Material:
>> Start
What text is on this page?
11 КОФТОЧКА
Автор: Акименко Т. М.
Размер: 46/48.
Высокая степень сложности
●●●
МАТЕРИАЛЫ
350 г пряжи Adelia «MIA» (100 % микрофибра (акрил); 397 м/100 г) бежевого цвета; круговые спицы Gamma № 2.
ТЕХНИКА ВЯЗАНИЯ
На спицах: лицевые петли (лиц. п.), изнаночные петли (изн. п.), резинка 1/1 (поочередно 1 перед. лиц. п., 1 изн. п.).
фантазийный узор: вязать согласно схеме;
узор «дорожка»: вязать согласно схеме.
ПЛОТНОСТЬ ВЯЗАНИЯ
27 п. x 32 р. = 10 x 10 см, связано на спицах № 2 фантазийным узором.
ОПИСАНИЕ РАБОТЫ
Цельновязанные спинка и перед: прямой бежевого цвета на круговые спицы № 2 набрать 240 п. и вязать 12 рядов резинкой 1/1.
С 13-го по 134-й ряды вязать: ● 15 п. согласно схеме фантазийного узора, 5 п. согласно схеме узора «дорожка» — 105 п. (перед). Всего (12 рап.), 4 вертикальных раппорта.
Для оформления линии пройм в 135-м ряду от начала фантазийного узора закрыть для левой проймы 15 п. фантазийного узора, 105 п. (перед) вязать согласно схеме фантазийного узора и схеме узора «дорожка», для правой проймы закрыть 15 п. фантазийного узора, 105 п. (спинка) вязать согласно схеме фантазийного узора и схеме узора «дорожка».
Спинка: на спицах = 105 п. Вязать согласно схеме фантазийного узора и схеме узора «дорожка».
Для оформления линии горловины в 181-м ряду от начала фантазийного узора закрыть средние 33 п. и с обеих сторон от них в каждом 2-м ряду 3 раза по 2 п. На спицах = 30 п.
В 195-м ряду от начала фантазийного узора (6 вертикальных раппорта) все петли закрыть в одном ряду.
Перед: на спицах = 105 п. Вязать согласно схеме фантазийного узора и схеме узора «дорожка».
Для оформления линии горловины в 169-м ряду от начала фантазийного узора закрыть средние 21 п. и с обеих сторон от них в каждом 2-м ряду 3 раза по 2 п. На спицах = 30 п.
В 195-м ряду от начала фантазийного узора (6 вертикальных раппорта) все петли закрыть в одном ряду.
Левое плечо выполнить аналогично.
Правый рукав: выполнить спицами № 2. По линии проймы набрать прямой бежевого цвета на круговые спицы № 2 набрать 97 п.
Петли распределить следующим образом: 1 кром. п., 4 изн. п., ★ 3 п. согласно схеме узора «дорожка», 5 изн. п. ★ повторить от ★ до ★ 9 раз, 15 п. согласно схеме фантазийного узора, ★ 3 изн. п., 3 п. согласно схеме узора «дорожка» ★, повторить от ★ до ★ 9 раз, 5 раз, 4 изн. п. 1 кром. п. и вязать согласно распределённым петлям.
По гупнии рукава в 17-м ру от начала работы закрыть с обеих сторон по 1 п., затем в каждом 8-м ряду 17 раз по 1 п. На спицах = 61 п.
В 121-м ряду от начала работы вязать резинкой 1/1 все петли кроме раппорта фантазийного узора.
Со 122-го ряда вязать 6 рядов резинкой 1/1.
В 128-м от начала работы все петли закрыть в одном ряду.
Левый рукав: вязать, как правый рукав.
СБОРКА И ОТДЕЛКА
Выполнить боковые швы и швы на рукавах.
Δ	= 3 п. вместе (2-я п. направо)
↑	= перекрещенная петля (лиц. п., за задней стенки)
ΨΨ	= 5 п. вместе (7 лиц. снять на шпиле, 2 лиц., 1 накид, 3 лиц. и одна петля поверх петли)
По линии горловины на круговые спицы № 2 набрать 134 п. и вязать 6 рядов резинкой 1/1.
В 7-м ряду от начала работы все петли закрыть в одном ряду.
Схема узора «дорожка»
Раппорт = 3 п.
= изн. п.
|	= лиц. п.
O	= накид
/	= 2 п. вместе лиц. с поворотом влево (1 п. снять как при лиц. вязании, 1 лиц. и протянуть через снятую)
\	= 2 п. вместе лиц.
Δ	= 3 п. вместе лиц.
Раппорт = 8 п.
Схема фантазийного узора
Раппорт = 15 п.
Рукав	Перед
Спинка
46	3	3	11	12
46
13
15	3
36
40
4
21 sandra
>> End
Exercise details: In the entries above, count each line that holds "круговые". Give the total and nothing else.

Task solution: 4